- **STATED TASK**: Images must not appear in your copy; reproduce every other part of the records exactly.

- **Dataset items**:
* Start *

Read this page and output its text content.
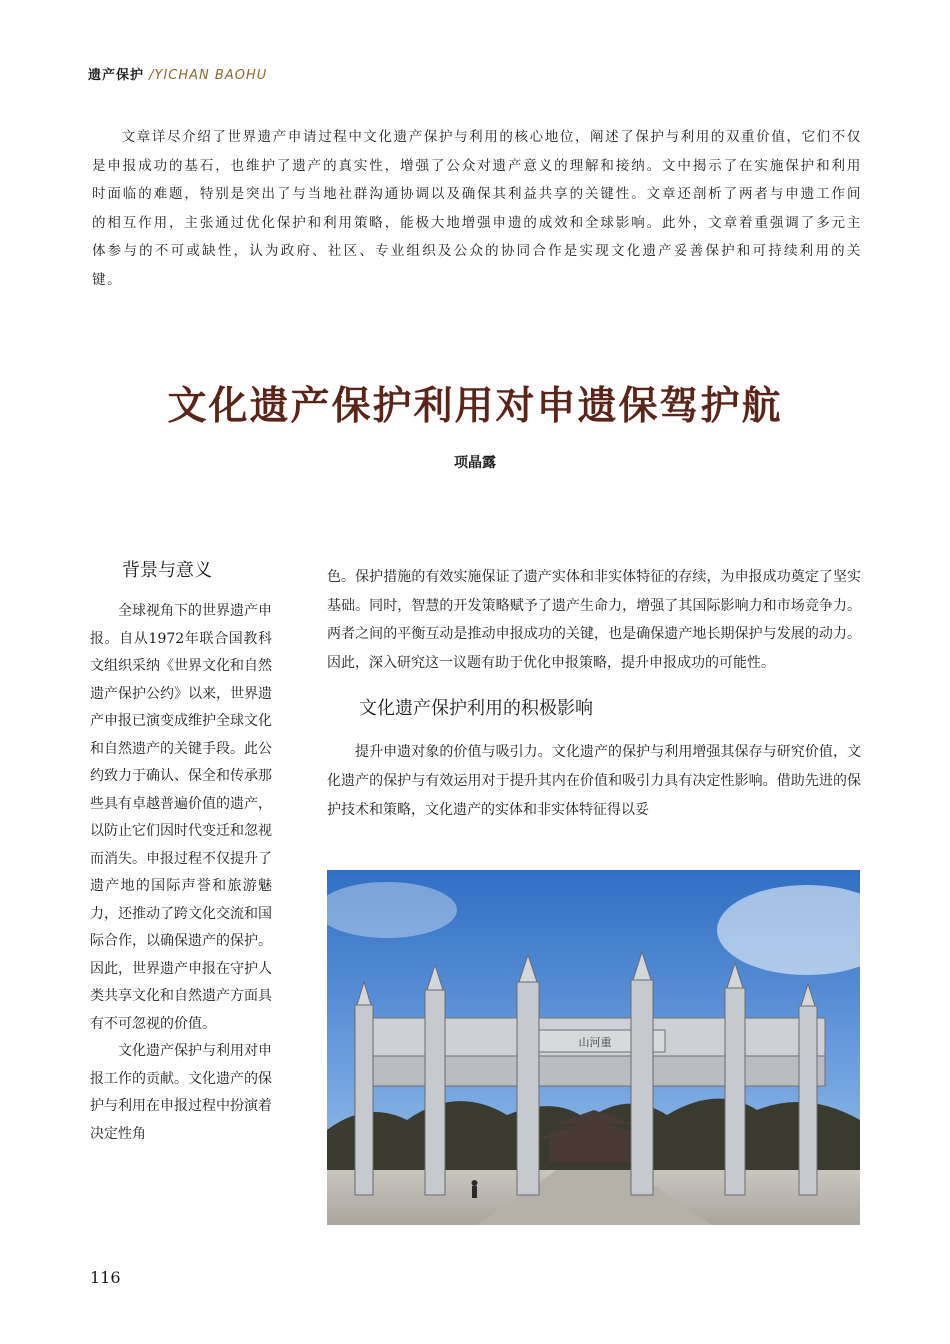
遗产保护 /YICHAN BAOHU

文章详尽介绍了世界遗产申请过程中文化遗产保护与利用的核心地位，阐述了保护与利用的双重价值，它们不仅是申报成功的基石，也维护了遗产的真实性，增强了公众对遗产意义的理解和接纳。文中揭示了在实施保护和利用时面临的难题，特别是突出了与当地社群沟通协调以及确保其利益共享的关键性。文章还剖析了两者与申遗工作间的相互作用，主张通过优化保护和利用策略，能极大地增强申遗的成效和全球影响。此外，文章着重强调了多元主体参与的不可或缺性，认为政府、社区、专业组织及公众的协同合作是实现文化遗产妥善保护和可持续利用的关键。

文化遗产保护利用对申遗保驾护航

项晶露

背景与意义

全球视角下的世界遗产申报。自从1972年联合国教科文组织采纳《世界文化和自然遗产保护公约》以来，世界遗产申报已演变成维护全球文化和自然遗产的关键手段。此公约致力于确认、保全和传承那些具有卓越普遍价值的遗产，以防止它们因时代变迁和忽视而消失。申报过程不仅提升了遗产地的国际声誉和旅游魅力，还推动了跨文化交流和国际合作，以确保遗产的保护。因此，世界遗产申报在守护人类共享文化和自然遗产方面具有不可忽视的价值。

文化遗产保护与利用对申报工作的贡献。文化遗产的保护与利用在申报过程中扮演着决定性角

色。保护措施的有效实施保证了遗产实体和非实体特征的存续，为申报成功奠定了坚实基础。同时，智慧的开发策略赋予了遗产生命力，增强了其国际影响力和市场竞争力。两者之间的平衡互动是推动申报成功的关键，也是确保遗产地长期保护与发展的动力。因此，深入研究这一议题有助于优化申报策略，提升申报成功的可能性。

文化遗产保护利用的积极影响

提升申遗对象的价值与吸引力。文化遗产的保护与利用增强其保存与研究价值，文化遗产的保护与有效运用对于提升其内在价值和吸引力具有决定性影响。借助先进的保护技术和策略，文化遗产的实体和非实体特征得以妥

山河重
116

* End *

- **FULL SOLUTION**:
Read this page and output its text content.
遗产保护 /YICHAN BAOHU

文章详尽介绍了世界遗产申请过程中文化遗产保护与利用的核心地位，阐述了保护与利用的双重价值，它们不仅是申报成功的基石，也维护了遗产的真实性，增强了公众对遗产意义的理解和接纳。文中揭示了在实施保护和利用时面临的难题，特别是突出了与当地社群沟通协调以及确保其利益共享的关键性。文章还剖析了两者与申遗工作间的相互作用，主张通过优化保护和利用策略，能极大地增强申遗的成效和全球影响。此外，文章着重强调了多元主体参与的不可或缺性，认为政府、社区、专业组织及公众的协同合作是实现文化遗产妥善保护和可持续利用的关键。

文化遗产保护利用对申遗保驾护航

项晶露

背景与意义

全球视角下的世界遗产申报。自从1972年联合国教科文组织采纳《世界文化和自然遗产保护公约》以来，世界遗产申报已演变成维护全球文化和自然遗产的关键手段。此公约致力于确认、保全和传承那些具有卓越普遍价值的遗产，以防止它们因时代变迁和忽视而消失。申报过程不仅提升了遗产地的国际声誉和旅游魅力，还推动了跨文化交流和国际合作，以确保遗产的保护。因此，世界遗产申报在守护人类共享文化和自然遗产方面具有不可忽视的价值。

文化遗产保护与利用对申报工作的贡献。文化遗产的保护与利用在申报过程中扮演着决定性角

色。保护措施的有效实施保证了遗产实体和非实体特征的存续，为申报成功奠定了坚实基础。同时，智慧的开发策略赋予了遗产生命力，增强了其国际影响力和市场竞争力。两者之间的平衡互动是推动申报成功的关键，也是确保遗产地长期保护与发展的动力。因此，深入研究这一议题有助于优化申报策略，提升申报成功的可能性。

文化遗产保护利用的积极影响

提升申遗对象的价值与吸引力。文化遗产的保护与利用增强其保存与研究价值，文化遗产的保护与有效运用对于提升其内在价值和吸引力具有决定性影响。借助先进的保护技术和策略，文化遗产的实体和非实体特征得以妥

山河重
116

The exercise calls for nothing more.